▶ _TO BE DONE_: Repeat, exactly and in full, the lines of the listing below, but without any pictures.

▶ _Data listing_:
------------------------------------------------------------------------

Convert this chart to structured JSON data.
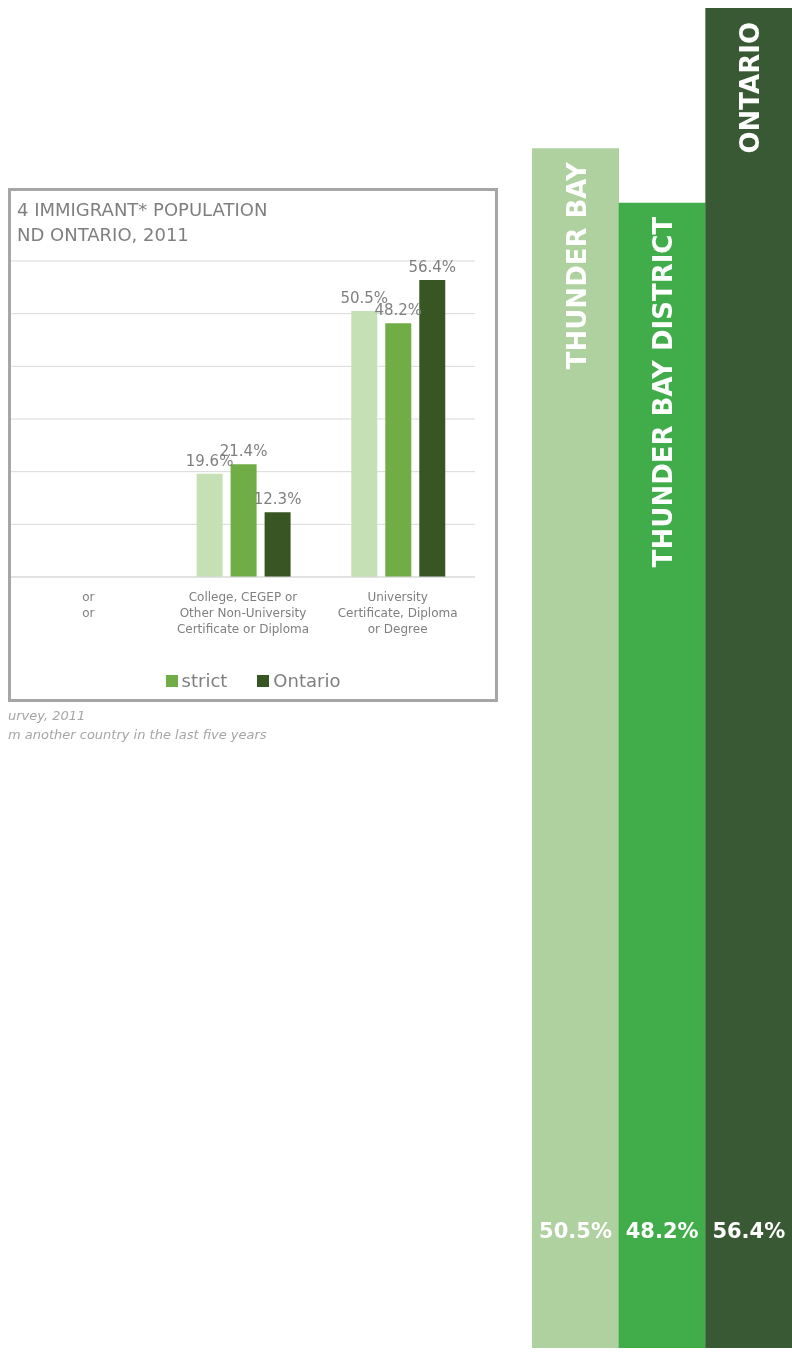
{
  "chart_data": [
    {
      "type": "bar",
      "title": "4 IMMIGRANT* POPULATION\nND ONTARIO, 2011",
      "categories": [
        "or\nor",
        "College, CEGEP or Other Non-University Certificate or Diploma",
        "University Certificate, Diploma or Degree"
      ],
      "series": [
        {
          "color": "#c5e0b4",
          "values": [
            null,
            19.6,
            50.5
          ],
          "value_labels": [
            null,
            "19.6%",
            "50.5%"
          ]
        },
        {
          "name": "strict",
          "color": "#70ad47",
          "values": [
            null,
            21.4,
            48.2
          ],
          "value_labels": [
            null,
            "21.4%",
            "48.2%"
          ]
        },
        {
          "name": "Ontario",
          "color": "#375623",
          "values": [
            null,
            12.3,
            56.4
          ],
          "value_labels": [
            null,
            "12.3%",
            "56.4%"
          ]
        }
      ],
      "tick_labels": "x",
      "grid": "y",
      "legend": "bottom",
      "annotations": [
        "urvey, 2011",
        "m another country in the last five years"
      ]
    },
    {
      "type": "bar",
      "categories": [
        "THUNDER BAY",
        "THUNDER BAY DISTRICT",
        "ONTARIO"
      ],
      "values": [
        50.5,
        48.2,
        56.4
      ],
      "value_labels": [
        "50.5%",
        "48.2%",
        "56.4%"
      ],
      "colors": [
        "#afd1a0",
        "#40ad4a",
        "#395834"
      ],
      "tick_labels": false
    }
  ]
}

------------------------------------------------------------------------

▶ _FINAL RESULT_:
Convert this chart to structured JSON data.
{
  "chart_data": [
    {
      "type": "bar",
      "title": "4 IMMIGRANT* POPULATION\nND ONTARIO, 2011",
      "categories": [
        "or\nor",
        "College, CEGEP or Other Non-University Certificate or Diploma",
        "University Certificate, Diploma or Degree"
      ],
      "series": [
        {
          "color": "#c5e0b4",
          "values": [
            null,
            19.6,
            50.5
          ],
          "value_labels": [
            null,
            "19.6%",
            "50.5%"
          ]
        },
        {
          "name": "strict",
          "color": "#70ad47",
          "values": [
            null,
            21.4,
            48.2
          ],
          "value_labels": [
            null,
            "21.4%",
            "48.2%"
          ]
        },
        {
          "name": "Ontario",
          "color": "#375623",
          "values": [
            null,
            12.3,
            56.4
          ],
          "value_labels": [
            null,
            "12.3%",
            "56.4%"
          ]
        }
      ],
      "tick_labels": "x",
      "grid": "y",
      "legend": "bottom",
      "annotations": [
        "urvey, 2011",
        "m another country in the last five years"
      ]
    },
    {
      "type": "bar",
      "categories": [
        "THUNDER BAY",
        "THUNDER BAY DISTRICT",
        "ONTARIO"
      ],
      "values": [
        50.5,
        48.2,
        56.4
      ],
      "value_labels": [
        "50.5%",
        "48.2%",
        "56.4%"
      ],
      "colors": [
        "#afd1a0",
        "#40ad4a",
        "#395834"
      ],
      "tick_labels": false
    }
  ]
}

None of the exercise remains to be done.